Output all of the data below exactly as given.
§
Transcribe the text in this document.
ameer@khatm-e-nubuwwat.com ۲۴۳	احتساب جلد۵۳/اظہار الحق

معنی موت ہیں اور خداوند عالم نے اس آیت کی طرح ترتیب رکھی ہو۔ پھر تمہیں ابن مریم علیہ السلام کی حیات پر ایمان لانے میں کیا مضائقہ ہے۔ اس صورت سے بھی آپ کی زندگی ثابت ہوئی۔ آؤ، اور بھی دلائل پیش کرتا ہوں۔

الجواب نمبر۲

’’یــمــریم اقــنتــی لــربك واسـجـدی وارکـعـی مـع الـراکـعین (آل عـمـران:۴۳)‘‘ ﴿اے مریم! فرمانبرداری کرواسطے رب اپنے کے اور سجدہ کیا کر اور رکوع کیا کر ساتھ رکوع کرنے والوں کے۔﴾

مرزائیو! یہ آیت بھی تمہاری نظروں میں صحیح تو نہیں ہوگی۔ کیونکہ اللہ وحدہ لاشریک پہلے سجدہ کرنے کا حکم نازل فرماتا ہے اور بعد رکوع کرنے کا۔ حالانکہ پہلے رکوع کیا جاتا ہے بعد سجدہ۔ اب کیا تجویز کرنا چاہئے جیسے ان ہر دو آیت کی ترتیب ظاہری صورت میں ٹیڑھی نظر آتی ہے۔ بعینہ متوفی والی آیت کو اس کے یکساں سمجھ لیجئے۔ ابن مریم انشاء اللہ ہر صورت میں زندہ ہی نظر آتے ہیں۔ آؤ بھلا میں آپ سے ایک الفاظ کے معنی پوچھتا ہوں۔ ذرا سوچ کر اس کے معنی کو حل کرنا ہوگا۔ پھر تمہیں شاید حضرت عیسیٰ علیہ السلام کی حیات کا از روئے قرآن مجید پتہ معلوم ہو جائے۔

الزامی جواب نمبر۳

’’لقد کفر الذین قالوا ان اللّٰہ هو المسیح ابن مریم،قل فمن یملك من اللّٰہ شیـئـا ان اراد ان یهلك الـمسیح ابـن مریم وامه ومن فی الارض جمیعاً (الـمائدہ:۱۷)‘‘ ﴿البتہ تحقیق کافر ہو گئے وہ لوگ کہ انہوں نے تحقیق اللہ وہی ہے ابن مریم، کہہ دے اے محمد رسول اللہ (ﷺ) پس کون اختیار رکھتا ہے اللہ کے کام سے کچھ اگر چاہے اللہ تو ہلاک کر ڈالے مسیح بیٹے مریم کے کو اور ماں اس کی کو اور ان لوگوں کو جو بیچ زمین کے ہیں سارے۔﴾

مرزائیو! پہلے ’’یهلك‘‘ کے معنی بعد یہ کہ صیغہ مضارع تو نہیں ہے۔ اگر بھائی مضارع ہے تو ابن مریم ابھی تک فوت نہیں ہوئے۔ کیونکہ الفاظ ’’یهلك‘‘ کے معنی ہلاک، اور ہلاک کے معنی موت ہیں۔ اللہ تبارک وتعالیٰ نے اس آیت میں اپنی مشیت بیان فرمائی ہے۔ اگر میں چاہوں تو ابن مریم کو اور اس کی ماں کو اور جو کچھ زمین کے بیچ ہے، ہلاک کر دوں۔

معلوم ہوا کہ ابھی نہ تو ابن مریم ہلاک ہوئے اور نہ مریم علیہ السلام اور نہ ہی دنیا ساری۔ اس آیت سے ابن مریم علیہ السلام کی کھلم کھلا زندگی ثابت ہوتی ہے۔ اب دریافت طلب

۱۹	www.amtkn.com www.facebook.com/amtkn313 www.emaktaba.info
§
● Result for this task
Transcribe the text in this document.
ameer@khatm-e-nubuwwat.com ۲۴۳	احتساب جلد۵۳/اظہار الحق

معنی موت ہیں اور خداوند عالم نے اس آیت کی طرح ترتیب رکھی ہو۔ پھر تمہیں ابن مریم علیہ السلام کی حیات پر ایمان لانے میں کیا مضائقہ ہے۔ اس صورت سے بھی آپ کی زندگی ثابت ہوئی۔ آؤ، اور بھی دلائل پیش کرتا ہوں۔

الجواب نمبر۲

’’یــمــریم اقــنتــی لــربك واسـجـدی وارکـعـی مـع الـراکـعین (آل عـمـران:۴۳)‘‘ ﴿اے مریم! فرمانبرداری کرواسطے رب اپنے کے اور سجدہ کیا کر اور رکوع کیا کر ساتھ رکوع کرنے والوں کے۔﴾

مرزائیو! یہ آیت بھی تمہاری نظروں میں صحیح تو نہیں ہوگی۔ کیونکہ اللہ وحدہ لاشریک پہلے سجدہ کرنے کا حکم نازل فرماتا ہے اور بعد رکوع کرنے کا۔ حالانکہ پہلے رکوع کیا جاتا ہے بعد سجدہ۔ اب کیا تجویز کرنا چاہئے جیسے ان ہر دو آیت کی ترتیب ظاہری صورت میں ٹیڑھی نظر آتی ہے۔ بعینہ متوفی والی آیت کو اس کے یکساں سمجھ لیجئے۔ ابن مریم انشاء اللہ ہر صورت میں زندہ ہی نظر آتے ہیں۔ آؤ بھلا میں آپ سے ایک الفاظ کے معنی پوچھتا ہوں۔ ذرا سوچ کر اس کے معنی کو حل کرنا ہوگا۔ پھر تمہیں شاید حضرت عیسیٰ علیہ السلام کی حیات کا از روئے قرآن مجید پتہ معلوم ہو جائے۔

الزامی جواب نمبر۳

’’لقد کفر الذین قالوا ان اللّٰہ هو المسیح ابن مریم،قل فمن یملك من اللّٰہ شیـئـا ان اراد ان یهلك الـمسیح ابـن مریم وامه ومن فی الارض جمیعاً (الـمائدہ:۱۷)‘‘ ﴿البتہ تحقیق کافر ہو گئے وہ لوگ کہ انہوں نے تحقیق اللہ وہی ہے ابن مریم، کہہ دے اے محمد رسول اللہ (ﷺ) پس کون اختیار رکھتا ہے اللہ کے کام سے کچھ اگر چاہے اللہ تو ہلاک کر ڈالے مسیح بیٹے مریم کے کو اور ماں اس کی کو اور ان لوگوں کو جو بیچ زمین کے ہیں سارے۔﴾

مرزائیو! پہلے ’’یهلك‘‘ کے معنی بعد یہ کہ صیغہ مضارع تو نہیں ہے۔ اگر بھائی مضارع ہے تو ابن مریم ابھی تک فوت نہیں ہوئے۔ کیونکہ الفاظ ’’یهلك‘‘ کے معنی ہلاک، اور ہلاک کے معنی موت ہیں۔ اللہ تبارک وتعالیٰ نے اس آیت میں اپنی مشیت بیان فرمائی ہے۔ اگر میں چاہوں تو ابن مریم کو اور اس کی ماں کو اور جو کچھ زمین کے بیچ ہے، ہلاک کر دوں۔

معلوم ہوا کہ ابھی نہ تو ابن مریم ہلاک ہوئے اور نہ مریم علیہ السلام اور نہ ہی دنیا ساری۔ اس آیت سے ابن مریم علیہ السلام کی کھلم کھلا زندگی ثابت ہوتی ہے۔ اب دریافت طلب

۱۹	www.amtkn.com www.facebook.com/amtkn313 www.emaktaba.info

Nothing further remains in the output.